• [AIM]
Listed below are entries; give the number of lines among them that include "观察图中信息", and only that number.

──────── EXERCISE INPUTS ────────

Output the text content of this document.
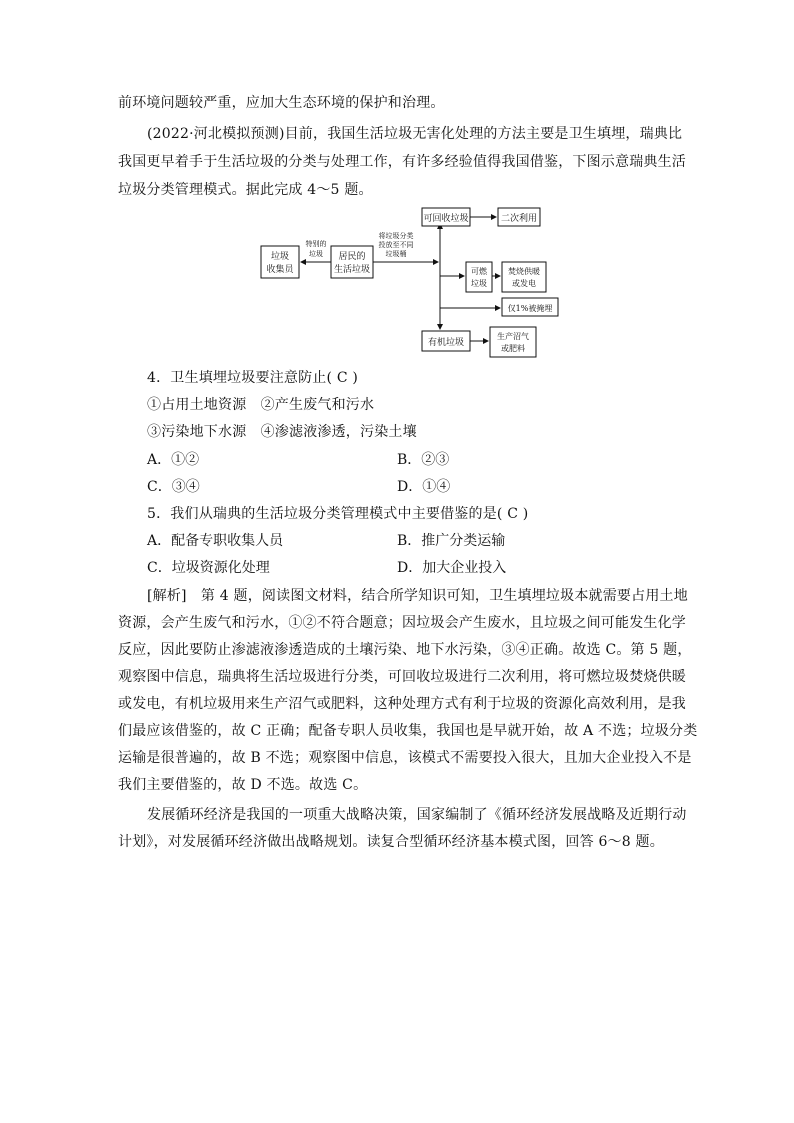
前环境问题较严重，应加大生态环境的保护和治理。
(2022·河北模拟预测)目前，我国生活垃圾无害化处理的方法主要是卫生填埋，瑞典比
我国更早着手于生活垃圾的分类与处理工作，有许多经验值得我国借鉴，下图示意瑞典生活
垃圾分类管理模式。据此完成 4～5 题。
垃圾
收集员
居民的
生活垃圾
特别的
垃圾
将垃圾分类
投放至不同
垃圾桶
可回收垃圾	二次利用
可燃
垃圾
焚烧供暖
或发电
仅1%被掩埋
有机垃圾
生产沼气
或肥料
4．卫生填埋垃圾要注意防止( C )
①占用土地资源　②产生废气和污水
③污染地下水源　④渗滤液渗透，污染土壤
A．①②	B．②③
C．③④	D．①④
5．我们从瑞典的生活垃圾分类管理模式中主要借鉴的是( C )
A．配备专职收集人员	B．推广分类运输
C．垃圾资源化处理	D．加大企业投入
[解析]　第 4 题，阅读图文材料，结合所学知识可知，卫生填埋垃圾本就需要占用土地
资源，会产生废气和污水，①②不符合题意；因垃圾会产生废水，且垃圾之间可能发生化学
反应，因此要防止渗滤液渗透造成的土壤污染、地下水污染，③④正确。故选 C。第 5 题，
观察图中信息，瑞典将生活垃圾进行分类，可回收垃圾进行二次利用，将可燃垃圾焚烧供暖
或发电，有机垃圾用来生产沼气或肥料，这种处理方式有利于垃圾的资源化高效利用，是我
们最应该借鉴的，故 C 正确；配备专职人员收集，我国也是早就开始，故 A 不选；垃圾分类
运输是很普遍的，故 B 不选；观察图中信息，该模式不需要投入很大，且加大企业投入不是
我们主要借鉴的，故 D 不选。故选 C。
发展循环经济是我国的一项重大战略决策，国家编制了《循环经济发展战略及近期行动
计划》，对发展循环经济做出战略规划。读复合型循环经济基本模式图，回答 6～8 题。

────────

• [EXPECTED ANSWER]
2